-- START MATERIAL FOR THE TASK --
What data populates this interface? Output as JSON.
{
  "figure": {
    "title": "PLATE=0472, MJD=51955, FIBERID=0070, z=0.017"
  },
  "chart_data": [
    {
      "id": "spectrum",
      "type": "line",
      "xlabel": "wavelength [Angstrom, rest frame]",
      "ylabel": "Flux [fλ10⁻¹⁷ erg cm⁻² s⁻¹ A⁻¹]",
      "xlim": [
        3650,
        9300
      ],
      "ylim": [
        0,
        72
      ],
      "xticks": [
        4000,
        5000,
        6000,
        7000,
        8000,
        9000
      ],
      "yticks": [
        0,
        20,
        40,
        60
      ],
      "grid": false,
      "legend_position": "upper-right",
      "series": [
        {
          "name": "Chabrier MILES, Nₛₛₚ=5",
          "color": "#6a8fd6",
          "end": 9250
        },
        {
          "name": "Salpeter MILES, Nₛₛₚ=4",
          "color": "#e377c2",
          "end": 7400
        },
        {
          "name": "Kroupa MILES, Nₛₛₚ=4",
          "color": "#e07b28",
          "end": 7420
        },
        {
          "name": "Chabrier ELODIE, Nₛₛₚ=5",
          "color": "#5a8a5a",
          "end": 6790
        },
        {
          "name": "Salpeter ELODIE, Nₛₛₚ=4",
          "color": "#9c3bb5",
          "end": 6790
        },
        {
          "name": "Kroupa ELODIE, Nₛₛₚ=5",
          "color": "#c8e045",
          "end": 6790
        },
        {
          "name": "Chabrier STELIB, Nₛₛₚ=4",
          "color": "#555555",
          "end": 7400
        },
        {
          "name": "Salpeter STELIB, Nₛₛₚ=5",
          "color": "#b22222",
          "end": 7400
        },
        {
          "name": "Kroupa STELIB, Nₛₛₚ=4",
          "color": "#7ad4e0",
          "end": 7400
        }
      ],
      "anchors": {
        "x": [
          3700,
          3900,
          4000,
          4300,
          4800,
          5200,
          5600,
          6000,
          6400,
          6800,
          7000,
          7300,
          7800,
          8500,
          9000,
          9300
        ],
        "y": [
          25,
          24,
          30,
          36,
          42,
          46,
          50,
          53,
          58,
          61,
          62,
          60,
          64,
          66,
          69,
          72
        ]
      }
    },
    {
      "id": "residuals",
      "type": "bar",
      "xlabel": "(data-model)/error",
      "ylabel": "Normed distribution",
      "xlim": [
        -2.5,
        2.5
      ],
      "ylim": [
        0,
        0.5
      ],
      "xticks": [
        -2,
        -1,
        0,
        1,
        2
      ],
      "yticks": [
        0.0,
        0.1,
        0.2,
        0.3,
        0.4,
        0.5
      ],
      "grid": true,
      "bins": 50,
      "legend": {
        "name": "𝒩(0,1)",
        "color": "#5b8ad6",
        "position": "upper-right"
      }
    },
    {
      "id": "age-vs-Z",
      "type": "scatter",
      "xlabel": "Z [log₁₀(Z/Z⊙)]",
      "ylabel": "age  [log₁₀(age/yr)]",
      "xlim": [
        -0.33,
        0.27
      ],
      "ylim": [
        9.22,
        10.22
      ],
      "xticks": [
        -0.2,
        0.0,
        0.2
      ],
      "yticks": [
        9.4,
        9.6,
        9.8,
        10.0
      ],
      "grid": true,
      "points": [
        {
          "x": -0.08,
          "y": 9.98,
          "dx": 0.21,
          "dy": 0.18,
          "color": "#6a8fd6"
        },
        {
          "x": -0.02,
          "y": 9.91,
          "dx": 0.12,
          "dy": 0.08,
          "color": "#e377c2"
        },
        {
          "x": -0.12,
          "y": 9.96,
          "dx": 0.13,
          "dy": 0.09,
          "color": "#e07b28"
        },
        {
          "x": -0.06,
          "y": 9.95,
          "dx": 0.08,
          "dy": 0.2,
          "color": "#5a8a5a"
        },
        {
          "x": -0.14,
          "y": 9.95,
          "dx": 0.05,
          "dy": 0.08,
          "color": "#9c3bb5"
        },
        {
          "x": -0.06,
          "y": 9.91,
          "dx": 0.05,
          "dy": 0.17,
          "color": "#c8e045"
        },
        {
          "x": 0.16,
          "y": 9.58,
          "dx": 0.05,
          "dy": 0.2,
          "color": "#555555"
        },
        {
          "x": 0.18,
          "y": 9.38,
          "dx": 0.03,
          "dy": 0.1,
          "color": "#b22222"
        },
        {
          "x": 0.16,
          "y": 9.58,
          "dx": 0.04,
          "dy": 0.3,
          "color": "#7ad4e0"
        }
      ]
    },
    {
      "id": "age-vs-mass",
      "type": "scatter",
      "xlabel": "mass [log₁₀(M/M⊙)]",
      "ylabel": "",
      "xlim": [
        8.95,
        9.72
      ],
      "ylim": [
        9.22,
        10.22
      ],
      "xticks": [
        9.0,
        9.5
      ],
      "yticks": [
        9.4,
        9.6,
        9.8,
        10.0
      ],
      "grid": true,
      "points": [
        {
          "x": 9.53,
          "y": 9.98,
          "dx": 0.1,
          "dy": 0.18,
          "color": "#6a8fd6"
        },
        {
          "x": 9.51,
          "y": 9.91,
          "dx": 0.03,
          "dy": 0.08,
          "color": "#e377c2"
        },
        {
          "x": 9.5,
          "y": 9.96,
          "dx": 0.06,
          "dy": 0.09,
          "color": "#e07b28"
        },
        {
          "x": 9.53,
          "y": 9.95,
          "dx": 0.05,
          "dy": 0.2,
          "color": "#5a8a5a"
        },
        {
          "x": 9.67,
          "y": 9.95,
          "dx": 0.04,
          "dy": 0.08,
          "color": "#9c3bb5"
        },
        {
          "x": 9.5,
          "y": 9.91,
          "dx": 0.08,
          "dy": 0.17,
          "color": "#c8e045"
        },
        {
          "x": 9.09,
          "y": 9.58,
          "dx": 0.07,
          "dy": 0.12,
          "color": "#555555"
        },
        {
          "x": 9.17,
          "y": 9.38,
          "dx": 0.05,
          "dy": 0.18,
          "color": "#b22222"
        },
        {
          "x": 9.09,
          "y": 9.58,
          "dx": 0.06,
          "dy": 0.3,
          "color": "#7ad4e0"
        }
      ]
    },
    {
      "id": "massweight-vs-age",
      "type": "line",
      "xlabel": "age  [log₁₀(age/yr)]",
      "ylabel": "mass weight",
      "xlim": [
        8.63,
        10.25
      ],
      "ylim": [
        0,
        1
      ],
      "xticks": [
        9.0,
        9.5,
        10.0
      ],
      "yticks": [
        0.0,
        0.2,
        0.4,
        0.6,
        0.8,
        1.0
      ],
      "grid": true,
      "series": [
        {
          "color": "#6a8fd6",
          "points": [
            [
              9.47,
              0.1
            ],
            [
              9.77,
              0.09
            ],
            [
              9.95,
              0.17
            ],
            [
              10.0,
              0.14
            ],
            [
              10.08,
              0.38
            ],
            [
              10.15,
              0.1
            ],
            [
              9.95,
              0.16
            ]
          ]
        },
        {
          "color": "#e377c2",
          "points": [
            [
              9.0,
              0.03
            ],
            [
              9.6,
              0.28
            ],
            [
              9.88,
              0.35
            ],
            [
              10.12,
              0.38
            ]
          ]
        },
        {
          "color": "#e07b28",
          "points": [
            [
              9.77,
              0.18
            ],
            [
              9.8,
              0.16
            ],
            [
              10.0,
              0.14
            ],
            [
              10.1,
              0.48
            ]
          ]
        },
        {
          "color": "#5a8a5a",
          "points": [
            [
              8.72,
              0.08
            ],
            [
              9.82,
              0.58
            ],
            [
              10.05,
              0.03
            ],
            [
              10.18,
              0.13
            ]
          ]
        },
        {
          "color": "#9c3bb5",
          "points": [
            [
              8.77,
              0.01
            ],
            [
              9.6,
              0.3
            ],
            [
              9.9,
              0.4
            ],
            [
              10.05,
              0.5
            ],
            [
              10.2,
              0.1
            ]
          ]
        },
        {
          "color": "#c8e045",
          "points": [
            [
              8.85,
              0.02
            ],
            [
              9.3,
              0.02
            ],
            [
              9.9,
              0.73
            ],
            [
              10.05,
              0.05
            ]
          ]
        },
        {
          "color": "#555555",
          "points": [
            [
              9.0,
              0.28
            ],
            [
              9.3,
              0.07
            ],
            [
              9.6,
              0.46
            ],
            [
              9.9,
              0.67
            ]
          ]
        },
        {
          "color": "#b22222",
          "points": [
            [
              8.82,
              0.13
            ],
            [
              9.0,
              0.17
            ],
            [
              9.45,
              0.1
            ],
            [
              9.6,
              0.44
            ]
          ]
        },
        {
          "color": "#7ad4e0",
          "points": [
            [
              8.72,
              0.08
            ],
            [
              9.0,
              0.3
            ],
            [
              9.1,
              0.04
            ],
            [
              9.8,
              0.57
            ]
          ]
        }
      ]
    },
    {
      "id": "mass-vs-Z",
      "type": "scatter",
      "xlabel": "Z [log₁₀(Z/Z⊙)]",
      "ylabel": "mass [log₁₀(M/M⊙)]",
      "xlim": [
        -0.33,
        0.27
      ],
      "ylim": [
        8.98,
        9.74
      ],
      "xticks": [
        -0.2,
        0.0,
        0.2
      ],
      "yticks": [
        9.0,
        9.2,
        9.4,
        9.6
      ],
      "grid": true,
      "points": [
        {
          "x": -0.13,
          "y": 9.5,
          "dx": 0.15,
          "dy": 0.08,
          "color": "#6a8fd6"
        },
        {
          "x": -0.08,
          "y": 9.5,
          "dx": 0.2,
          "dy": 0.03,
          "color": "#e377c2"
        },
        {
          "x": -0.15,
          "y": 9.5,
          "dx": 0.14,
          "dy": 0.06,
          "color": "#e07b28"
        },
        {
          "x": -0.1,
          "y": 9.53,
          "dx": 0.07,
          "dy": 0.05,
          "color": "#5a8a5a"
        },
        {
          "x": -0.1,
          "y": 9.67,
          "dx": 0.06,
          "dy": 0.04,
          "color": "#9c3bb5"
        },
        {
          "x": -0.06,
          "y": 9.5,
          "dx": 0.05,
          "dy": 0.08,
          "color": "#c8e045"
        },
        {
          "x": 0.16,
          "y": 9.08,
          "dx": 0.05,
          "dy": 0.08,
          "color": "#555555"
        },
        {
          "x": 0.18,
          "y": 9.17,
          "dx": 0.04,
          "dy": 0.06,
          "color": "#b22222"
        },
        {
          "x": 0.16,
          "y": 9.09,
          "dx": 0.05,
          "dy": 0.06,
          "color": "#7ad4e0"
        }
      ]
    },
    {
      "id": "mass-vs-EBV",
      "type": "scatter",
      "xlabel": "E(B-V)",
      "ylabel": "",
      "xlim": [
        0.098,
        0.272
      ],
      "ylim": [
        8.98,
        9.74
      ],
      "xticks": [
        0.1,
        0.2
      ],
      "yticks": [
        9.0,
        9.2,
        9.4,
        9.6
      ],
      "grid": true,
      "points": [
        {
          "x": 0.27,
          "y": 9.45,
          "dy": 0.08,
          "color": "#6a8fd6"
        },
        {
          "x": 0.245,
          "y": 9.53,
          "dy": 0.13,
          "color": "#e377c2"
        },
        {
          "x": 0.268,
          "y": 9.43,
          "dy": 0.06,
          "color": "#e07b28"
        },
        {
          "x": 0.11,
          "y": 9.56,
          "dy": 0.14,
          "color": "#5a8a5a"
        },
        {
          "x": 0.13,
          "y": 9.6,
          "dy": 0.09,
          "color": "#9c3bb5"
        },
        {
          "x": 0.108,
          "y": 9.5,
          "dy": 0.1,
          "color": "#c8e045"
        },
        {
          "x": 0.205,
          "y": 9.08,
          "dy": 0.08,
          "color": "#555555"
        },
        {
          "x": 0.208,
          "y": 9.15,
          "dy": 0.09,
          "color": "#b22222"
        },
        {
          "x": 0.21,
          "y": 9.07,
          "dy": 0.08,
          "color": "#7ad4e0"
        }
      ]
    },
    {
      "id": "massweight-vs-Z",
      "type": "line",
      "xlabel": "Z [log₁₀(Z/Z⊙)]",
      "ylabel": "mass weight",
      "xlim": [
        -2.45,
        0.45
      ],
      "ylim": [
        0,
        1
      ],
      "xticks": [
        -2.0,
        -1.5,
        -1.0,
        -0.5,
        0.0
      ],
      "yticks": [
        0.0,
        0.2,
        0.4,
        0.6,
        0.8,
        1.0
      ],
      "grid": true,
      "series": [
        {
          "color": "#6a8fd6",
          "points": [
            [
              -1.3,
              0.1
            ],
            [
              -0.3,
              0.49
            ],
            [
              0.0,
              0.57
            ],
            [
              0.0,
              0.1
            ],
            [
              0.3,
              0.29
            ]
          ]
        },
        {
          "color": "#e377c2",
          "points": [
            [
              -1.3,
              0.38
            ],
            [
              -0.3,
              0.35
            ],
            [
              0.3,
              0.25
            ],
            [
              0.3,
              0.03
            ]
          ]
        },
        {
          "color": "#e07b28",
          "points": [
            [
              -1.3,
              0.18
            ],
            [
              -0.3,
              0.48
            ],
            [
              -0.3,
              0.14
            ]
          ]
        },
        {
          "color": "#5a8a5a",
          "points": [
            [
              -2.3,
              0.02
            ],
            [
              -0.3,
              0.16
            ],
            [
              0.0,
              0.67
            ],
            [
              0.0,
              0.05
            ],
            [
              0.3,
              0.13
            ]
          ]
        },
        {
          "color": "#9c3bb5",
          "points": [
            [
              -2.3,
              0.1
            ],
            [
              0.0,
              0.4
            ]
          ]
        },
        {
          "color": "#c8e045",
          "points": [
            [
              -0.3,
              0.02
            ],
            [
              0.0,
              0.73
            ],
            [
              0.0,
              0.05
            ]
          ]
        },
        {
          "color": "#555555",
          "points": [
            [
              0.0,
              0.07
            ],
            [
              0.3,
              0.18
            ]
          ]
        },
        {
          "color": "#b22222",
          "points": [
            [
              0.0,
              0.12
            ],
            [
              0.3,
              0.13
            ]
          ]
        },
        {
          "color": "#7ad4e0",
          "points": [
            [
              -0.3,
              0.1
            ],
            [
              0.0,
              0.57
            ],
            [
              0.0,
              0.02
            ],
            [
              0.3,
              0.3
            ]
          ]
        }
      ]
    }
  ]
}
-- END MATERIAL FOR THE TASK --
=== DESCRIPTION OF THE TASK ===
Report how many lines of the listing hold the word "ylabel", with nothing but the number.

=== THE RESPONSE ===
8